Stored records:
'''

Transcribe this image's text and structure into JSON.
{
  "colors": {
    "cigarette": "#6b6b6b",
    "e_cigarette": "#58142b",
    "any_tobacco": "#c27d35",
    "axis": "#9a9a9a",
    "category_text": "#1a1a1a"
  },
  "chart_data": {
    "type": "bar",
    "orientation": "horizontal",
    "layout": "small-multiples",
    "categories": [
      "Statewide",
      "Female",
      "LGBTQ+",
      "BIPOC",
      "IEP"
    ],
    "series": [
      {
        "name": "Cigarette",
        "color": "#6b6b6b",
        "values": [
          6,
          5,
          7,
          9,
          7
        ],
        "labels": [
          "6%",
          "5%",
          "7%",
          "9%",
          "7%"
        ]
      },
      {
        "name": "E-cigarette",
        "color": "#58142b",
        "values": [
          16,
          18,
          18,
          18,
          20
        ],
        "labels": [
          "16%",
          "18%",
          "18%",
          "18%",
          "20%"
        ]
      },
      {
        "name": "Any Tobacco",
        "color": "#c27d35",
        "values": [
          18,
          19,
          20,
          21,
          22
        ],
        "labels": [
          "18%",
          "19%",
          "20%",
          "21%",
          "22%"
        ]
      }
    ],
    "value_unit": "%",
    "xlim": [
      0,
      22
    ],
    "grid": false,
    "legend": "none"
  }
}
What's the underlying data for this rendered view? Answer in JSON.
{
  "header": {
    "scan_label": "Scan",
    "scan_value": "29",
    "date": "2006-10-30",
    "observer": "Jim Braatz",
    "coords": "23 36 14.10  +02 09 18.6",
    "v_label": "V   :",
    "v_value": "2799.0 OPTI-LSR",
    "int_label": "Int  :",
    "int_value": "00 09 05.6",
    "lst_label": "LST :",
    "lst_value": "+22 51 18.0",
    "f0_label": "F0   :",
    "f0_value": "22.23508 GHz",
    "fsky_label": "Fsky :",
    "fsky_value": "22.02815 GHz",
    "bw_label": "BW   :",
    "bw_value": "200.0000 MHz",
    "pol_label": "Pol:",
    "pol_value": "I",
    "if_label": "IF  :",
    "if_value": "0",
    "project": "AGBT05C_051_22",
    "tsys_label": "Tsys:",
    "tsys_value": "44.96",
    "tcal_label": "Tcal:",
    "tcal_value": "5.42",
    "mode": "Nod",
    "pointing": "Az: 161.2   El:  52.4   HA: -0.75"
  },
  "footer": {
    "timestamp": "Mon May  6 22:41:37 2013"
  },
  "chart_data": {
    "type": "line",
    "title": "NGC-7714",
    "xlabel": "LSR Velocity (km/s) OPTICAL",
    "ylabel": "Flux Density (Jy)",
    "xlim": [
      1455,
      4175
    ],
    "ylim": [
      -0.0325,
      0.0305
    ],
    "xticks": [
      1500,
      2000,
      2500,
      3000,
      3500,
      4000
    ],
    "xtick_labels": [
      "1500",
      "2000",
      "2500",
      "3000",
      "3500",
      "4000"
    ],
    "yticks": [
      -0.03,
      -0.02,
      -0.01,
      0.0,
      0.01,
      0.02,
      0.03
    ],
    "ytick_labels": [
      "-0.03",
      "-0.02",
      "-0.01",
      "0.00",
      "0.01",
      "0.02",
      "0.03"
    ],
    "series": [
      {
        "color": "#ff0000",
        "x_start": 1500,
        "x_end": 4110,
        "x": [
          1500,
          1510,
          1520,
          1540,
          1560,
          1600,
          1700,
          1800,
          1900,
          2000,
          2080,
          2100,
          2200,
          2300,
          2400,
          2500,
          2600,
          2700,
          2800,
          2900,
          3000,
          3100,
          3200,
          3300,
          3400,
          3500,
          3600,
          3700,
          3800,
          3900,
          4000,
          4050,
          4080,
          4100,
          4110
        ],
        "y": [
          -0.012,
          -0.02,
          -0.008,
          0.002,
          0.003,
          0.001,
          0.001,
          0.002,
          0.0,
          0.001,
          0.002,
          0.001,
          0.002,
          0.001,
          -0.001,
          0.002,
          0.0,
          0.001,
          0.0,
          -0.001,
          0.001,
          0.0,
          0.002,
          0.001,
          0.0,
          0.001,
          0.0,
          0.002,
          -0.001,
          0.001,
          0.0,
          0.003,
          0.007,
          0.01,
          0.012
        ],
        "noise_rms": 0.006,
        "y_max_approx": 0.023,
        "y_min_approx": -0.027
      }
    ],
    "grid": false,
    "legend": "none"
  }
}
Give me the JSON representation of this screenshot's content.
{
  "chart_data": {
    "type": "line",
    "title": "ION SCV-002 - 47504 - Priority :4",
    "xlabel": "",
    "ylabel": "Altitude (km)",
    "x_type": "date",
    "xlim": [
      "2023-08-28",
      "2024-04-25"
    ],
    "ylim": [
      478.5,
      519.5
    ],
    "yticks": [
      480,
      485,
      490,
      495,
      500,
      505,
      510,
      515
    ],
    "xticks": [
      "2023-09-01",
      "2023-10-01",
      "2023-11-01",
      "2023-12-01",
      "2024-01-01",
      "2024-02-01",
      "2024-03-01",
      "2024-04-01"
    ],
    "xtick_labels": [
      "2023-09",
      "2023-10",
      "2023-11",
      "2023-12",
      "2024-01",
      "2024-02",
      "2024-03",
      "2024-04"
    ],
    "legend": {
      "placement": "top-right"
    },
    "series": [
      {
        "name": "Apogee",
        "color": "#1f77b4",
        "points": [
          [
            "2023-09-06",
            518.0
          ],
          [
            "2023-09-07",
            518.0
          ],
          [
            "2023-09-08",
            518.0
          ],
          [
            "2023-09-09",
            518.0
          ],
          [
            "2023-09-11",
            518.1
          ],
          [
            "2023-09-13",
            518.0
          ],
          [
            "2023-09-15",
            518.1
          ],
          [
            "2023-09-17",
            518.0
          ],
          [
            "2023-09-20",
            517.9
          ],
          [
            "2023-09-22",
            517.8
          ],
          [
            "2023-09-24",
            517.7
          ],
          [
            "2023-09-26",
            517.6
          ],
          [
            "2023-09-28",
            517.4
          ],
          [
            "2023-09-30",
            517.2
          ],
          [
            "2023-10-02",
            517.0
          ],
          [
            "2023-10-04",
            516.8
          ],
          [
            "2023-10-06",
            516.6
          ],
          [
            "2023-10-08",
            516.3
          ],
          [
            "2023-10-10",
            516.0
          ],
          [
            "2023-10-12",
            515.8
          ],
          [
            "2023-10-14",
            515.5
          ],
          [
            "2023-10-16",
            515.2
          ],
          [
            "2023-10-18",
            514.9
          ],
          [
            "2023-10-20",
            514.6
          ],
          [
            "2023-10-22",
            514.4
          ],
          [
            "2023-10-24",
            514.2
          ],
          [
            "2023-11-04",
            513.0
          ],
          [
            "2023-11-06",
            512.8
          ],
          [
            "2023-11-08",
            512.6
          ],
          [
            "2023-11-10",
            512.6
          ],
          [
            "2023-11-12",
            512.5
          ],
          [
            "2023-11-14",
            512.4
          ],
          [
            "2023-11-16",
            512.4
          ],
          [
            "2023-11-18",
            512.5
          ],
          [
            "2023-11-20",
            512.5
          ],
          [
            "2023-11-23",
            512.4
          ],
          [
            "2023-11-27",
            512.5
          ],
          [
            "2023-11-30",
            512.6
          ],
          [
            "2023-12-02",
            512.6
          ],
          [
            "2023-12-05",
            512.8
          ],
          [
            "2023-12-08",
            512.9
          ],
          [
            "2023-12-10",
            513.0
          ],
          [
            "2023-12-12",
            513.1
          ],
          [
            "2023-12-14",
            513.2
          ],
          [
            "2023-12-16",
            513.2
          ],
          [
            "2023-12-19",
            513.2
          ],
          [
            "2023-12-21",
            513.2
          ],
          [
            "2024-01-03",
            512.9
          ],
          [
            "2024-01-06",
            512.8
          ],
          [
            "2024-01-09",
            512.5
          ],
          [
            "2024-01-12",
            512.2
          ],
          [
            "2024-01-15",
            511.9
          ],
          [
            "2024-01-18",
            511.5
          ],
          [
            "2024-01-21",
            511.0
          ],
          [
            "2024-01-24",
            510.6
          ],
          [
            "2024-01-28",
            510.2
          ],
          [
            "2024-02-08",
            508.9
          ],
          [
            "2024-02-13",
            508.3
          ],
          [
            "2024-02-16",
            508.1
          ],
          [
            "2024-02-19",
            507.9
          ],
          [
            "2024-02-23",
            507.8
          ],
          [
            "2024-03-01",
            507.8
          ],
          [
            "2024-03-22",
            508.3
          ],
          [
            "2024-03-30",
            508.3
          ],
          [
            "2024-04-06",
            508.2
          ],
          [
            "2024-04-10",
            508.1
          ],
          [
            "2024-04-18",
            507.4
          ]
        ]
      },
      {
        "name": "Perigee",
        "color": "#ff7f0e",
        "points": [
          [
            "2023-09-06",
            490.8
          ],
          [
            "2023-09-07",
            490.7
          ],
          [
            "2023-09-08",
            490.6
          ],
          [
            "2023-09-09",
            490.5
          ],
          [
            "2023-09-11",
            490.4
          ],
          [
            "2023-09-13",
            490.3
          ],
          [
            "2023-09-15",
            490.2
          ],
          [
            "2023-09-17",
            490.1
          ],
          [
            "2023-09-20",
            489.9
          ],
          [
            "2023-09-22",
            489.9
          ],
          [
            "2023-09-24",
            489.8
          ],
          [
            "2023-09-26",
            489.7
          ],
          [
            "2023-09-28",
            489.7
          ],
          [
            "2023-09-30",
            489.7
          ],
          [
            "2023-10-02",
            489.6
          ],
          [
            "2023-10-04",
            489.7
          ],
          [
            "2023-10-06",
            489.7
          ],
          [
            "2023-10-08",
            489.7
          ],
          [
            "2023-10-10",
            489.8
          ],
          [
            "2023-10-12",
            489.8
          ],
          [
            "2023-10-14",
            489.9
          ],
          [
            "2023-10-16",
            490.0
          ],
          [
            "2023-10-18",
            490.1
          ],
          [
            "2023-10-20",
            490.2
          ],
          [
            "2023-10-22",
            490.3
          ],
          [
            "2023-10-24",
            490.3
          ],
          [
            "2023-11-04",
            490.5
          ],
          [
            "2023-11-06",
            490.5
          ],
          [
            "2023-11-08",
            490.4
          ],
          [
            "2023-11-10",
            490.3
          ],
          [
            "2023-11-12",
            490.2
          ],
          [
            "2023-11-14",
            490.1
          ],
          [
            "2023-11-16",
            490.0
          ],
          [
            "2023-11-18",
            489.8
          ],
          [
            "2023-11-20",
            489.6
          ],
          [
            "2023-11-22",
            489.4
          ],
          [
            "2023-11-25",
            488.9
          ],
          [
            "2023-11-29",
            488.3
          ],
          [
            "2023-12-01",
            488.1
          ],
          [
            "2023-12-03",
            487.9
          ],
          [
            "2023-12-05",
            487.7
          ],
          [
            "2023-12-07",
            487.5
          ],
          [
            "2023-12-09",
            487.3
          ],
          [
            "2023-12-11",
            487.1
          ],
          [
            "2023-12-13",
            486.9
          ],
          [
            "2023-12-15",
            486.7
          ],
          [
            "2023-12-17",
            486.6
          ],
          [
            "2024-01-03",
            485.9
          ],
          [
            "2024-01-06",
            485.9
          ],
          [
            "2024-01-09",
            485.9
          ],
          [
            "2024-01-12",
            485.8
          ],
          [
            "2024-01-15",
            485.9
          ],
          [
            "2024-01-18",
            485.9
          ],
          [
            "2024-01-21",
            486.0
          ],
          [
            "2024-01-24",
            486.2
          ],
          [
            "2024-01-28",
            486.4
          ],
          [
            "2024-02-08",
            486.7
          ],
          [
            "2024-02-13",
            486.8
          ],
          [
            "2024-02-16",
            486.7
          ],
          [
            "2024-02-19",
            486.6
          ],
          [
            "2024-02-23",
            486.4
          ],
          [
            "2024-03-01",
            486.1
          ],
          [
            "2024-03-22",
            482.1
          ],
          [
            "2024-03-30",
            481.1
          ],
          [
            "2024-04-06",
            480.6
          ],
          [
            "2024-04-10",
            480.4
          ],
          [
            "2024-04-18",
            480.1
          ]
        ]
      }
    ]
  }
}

'''

_Work required_: Say how many lines in the records above hold "JSON", and give no other text.

_Solution to the exercise_: 3